• **Written instruction 1**:
In the thread on extracting PHP variables with a regular expression, which variable does the current function fail to capture?

Search code examples
javascriptphpregex

Adjusting Regular Expression to Extract PHP Variables with Parentheses


I have a JavaScript function designed to extract PHP variables from a given string of PHP code. It works well for most cases, but I'm encountering an issue when the variables are enclosed within parentheses. Here's the current implementation:

const extractPhpVariables = (data) => {
    const phpVariables = {};
    // Variable extraction
    const phpVariableRegex = /<\?(?:\s*=\s*|\s*php\s+echo\s+|\s*=\s*|\s*php\s+)?(?:\(\$)?(\$[\w-]+)(?:\)|;)?\s*\?>/g;
    let match;
    while ((match = phpVariableRegex.exec(data)) !== null) {
        const [fullMatch, variableName] = match;
        phpVariables[fullMatch] = { variableName };
    }
    return phpVariables;
};
 
// Example PHP code
const phpCode = `
<?php echo $var2; ?>
<?= $var3; ?>
<?php echo ($mdname); ?>
`;
 
// Call the function
const extractedVariables = extractPhpVariables(phpCode);
console.log(extractedVariables);

The output of this function is:

{
  '<?php echo $var2; ?>': { variableName: '$var2' },
  '<?= $var3; ?>': { variableName: '$var3' }
}

However, I want it to also capture variables enclosed within parentheses, like $mdname in . How can I adjust the regular expression to achieve this? I want the output to be:

{
  '<?php echo $var2; ?>': { variableName: '$var2' },
  '<?= $var3; ?>': { variableName: '$var3' },
  '<?php echo ($mdname); ?>': { variableName: 'mdname' }
}


Solution

  • Personal thoughts about the way of solving your problem

    To be honest, I don't think that doing this parsing with JS and RegExp is the best choice. But I imagine you are doing that during a NPM build step for listing all PHP variables printed in some templates.

    It would certainly be better using template engines such as Twig, Blade, Plates, Mustache, Smarty, Volt, etc. You will then certainly have access to some parser functionalities to list the variables used in your templates.

• **Written instruction 2**:
Copy the entries from the line with "window-light <box>72 433 86 583</box>" to the line with "window-light <box>413 243 427 393</box>", both lines included.

• **Listed records**:
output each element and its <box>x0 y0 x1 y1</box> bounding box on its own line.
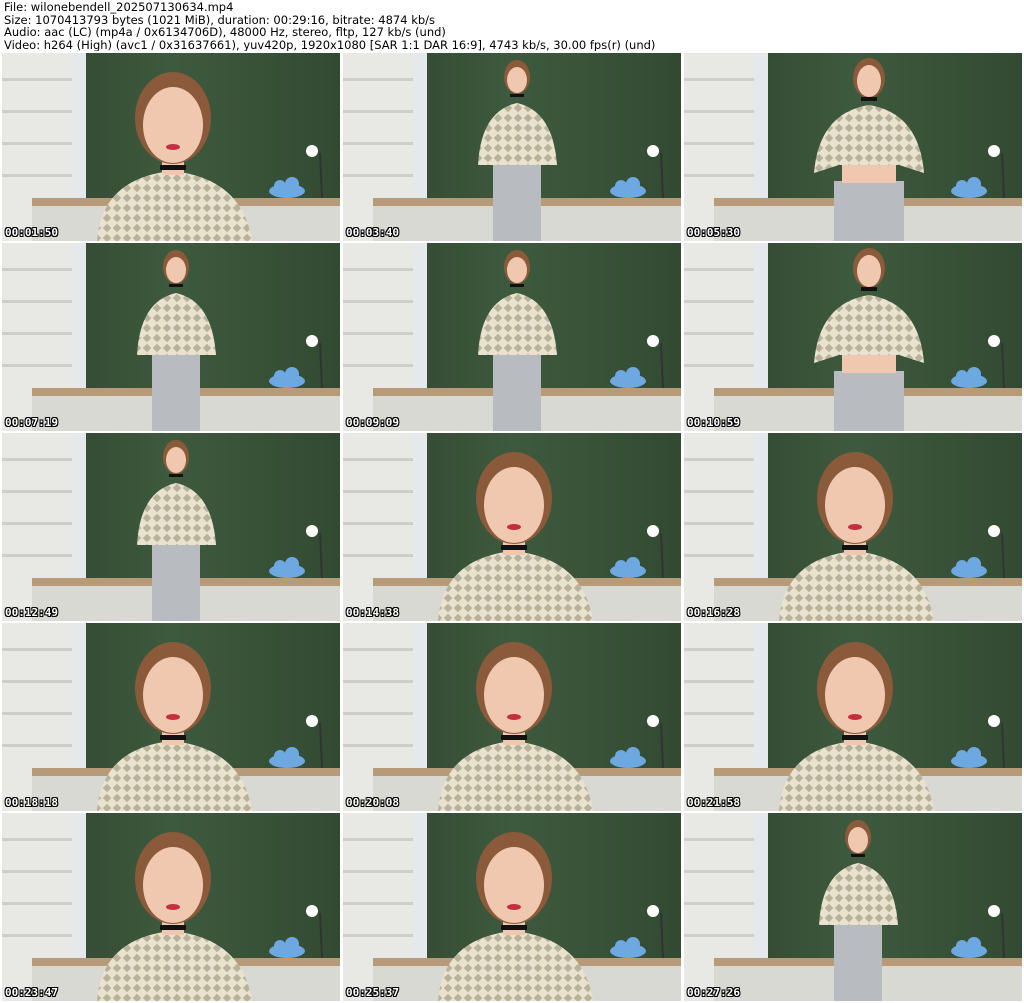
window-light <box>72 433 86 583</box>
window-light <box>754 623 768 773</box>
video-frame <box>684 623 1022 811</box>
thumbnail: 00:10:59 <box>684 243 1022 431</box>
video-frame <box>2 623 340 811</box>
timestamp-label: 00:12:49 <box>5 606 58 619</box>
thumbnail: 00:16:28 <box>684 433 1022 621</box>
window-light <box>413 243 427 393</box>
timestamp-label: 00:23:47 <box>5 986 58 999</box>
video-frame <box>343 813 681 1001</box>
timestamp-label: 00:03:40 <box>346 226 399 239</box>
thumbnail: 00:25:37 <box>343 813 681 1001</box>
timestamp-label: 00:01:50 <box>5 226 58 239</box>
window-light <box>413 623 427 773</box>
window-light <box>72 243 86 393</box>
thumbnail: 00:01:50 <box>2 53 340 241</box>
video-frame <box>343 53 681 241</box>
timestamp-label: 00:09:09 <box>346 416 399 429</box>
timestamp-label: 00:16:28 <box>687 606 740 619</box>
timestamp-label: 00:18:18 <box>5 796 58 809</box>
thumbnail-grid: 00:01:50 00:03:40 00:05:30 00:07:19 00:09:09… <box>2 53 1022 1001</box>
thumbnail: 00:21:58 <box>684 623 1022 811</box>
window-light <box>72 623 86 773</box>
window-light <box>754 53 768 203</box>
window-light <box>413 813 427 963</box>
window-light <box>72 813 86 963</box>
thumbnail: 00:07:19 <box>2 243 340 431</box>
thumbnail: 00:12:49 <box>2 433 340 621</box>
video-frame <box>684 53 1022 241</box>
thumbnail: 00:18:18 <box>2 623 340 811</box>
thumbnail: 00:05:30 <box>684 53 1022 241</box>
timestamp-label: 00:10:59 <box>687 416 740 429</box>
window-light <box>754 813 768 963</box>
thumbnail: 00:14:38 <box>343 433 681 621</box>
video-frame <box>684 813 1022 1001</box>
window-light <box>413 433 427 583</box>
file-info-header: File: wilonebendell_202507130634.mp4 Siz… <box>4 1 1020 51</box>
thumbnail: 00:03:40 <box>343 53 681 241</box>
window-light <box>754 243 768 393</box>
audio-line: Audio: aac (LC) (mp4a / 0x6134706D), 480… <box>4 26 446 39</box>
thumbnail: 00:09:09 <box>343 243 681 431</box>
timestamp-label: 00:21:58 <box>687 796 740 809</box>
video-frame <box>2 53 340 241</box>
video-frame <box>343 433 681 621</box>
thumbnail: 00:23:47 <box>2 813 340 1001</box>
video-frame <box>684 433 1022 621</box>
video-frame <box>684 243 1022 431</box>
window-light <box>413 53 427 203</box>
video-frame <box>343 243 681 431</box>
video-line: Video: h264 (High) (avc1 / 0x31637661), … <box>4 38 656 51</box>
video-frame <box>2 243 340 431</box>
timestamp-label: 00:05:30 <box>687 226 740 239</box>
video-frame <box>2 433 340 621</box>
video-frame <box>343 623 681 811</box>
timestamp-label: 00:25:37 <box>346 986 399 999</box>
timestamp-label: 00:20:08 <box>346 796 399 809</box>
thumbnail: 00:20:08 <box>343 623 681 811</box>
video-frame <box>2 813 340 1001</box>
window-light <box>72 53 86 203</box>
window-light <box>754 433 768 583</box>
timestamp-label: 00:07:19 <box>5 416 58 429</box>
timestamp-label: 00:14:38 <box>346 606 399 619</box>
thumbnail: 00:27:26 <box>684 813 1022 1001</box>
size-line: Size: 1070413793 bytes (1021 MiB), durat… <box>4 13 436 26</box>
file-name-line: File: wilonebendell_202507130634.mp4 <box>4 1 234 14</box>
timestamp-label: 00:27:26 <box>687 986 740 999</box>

--

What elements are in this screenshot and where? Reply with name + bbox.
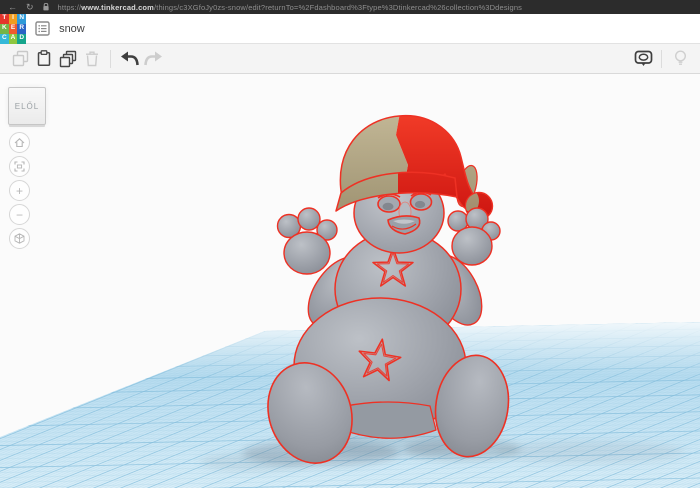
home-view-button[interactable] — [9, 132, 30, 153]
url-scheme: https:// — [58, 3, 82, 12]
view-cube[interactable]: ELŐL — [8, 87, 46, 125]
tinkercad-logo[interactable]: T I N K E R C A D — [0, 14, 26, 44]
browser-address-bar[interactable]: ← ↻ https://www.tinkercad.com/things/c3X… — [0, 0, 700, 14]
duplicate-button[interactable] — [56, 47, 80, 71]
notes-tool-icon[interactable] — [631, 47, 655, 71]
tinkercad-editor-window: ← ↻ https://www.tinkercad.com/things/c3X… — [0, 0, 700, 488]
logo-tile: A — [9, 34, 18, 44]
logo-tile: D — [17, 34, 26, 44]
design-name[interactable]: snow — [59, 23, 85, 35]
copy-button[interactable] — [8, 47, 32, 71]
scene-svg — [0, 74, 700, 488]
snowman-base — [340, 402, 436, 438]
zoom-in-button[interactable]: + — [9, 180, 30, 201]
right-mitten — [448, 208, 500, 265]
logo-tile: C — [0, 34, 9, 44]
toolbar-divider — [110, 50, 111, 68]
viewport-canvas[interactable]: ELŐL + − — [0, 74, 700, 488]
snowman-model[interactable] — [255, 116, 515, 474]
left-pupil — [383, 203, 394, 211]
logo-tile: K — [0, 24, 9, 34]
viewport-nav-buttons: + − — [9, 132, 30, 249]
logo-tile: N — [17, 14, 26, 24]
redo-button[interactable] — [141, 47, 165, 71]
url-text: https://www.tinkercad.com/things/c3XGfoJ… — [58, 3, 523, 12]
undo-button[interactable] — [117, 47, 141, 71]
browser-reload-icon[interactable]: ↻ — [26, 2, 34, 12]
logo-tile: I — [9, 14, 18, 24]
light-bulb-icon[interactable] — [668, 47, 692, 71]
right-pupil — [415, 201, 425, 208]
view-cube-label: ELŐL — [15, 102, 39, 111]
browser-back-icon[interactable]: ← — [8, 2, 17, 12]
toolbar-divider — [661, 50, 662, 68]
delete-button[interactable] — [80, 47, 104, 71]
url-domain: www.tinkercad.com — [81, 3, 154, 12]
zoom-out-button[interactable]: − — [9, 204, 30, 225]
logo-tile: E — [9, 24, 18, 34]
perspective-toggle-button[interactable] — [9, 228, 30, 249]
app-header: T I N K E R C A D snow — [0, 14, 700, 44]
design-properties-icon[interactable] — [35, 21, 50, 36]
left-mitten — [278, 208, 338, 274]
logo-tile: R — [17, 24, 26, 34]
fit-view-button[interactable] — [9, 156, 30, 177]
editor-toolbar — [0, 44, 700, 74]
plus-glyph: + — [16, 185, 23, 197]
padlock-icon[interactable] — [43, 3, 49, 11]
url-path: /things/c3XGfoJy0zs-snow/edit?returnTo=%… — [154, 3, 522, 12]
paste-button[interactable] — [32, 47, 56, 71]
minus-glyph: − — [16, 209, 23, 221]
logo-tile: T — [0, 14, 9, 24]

• **Expected answer 1**:
$mdname

• **Expected answer 2**:
window-light <box>72 433 86 583</box>
window-light <box>754 623 768 773</box>
video-frame <box>684 623 1022 811</box>
thumbnail: 00:10:59 <box>684 243 1022 431</box>
video-frame <box>2 623 340 811</box>
timestamp-label: 00:12:49 <box>5 606 58 619</box>
thumbnail: 00:16:28 <box>684 433 1022 621</box>
window-light <box>413 243 427 393</box>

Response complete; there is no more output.